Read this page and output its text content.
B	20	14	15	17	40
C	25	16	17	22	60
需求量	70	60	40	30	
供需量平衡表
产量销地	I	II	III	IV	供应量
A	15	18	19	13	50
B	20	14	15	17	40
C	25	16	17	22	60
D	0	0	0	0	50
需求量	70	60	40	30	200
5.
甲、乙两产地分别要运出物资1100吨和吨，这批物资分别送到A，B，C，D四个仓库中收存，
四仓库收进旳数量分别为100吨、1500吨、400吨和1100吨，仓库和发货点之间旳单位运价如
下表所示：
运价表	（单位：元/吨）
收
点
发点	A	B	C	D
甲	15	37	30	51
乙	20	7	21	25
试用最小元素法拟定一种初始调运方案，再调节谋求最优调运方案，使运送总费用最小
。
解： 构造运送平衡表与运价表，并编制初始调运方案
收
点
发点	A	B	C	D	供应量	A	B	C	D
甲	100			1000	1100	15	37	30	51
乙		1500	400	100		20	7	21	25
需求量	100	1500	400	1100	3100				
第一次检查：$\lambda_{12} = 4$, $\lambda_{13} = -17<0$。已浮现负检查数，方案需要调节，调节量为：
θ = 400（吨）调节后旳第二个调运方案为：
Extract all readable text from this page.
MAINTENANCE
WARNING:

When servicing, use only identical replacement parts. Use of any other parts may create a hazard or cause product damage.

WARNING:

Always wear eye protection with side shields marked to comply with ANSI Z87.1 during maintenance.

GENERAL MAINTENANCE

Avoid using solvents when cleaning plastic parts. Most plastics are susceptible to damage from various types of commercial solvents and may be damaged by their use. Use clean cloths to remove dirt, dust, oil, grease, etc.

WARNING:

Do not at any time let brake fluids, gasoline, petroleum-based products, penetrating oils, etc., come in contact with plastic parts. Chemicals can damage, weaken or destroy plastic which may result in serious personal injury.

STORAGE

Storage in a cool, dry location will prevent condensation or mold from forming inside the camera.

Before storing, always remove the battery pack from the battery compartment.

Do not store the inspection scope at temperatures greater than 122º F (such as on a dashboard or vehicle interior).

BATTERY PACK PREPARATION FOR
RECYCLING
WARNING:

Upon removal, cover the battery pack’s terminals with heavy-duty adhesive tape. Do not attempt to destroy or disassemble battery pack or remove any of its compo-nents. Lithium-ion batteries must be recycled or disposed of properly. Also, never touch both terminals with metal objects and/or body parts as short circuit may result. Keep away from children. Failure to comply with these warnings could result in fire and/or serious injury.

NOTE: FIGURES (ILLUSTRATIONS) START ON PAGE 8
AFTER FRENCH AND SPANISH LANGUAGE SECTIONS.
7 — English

-.-.-

• Problem:
Above are the records; copy exactly the lines from the one with "Extract all readable text from this page." through the final line.

• Answer to the exercise:
Extract all readable text from this page.
MAINTENANCE
WARNING:

When servicing, use only identical replacement parts. Use of any other parts may create a hazard or cause product damage.

WARNING:

Always wear eye protection with side shields marked to comply with ANSI Z87.1 during maintenance.

GENERAL MAINTENANCE

Avoid using solvents when cleaning plastic parts. Most plastics are susceptible to damage from various types of commercial solvents and may be damaged by their use. Use clean cloths to remove dirt, dust, oil, grease, etc.

WARNING:

Do not at any time let brake fluids, gasoline, petroleum-based products, penetrating oils, etc., come in contact with plastic parts. Chemicals can damage, weaken or destroy plastic which may result in serious personal injury.

STORAGE

Storage in a cool, dry location will prevent condensation or mold from forming inside the camera.

Before storing, always remove the battery pack from the battery compartment.

Do not store the inspection scope at temperatures greater than 122º F (such as on a dashboard or vehicle interior).

BATTERY PACK PREPARATION FOR
RECYCLING
WARNING:

Upon removal, cover the battery pack’s terminals with heavy-duty adhesive tape. Do not attempt to destroy or disassemble battery pack or remove any of its compo-nents. Lithium-ion batteries must be recycled or disposed of properly. Also, never touch both terminals with metal objects and/or body parts as short circuit may result. Keep away from children. Failure to comply with these warnings could result in fire and/or serious injury.

NOTE: FIGURES (ILLUSTRATIONS) START ON PAGE 8
AFTER FRENCH AND SPANISH LANGUAGE SECTIONS.
7 — English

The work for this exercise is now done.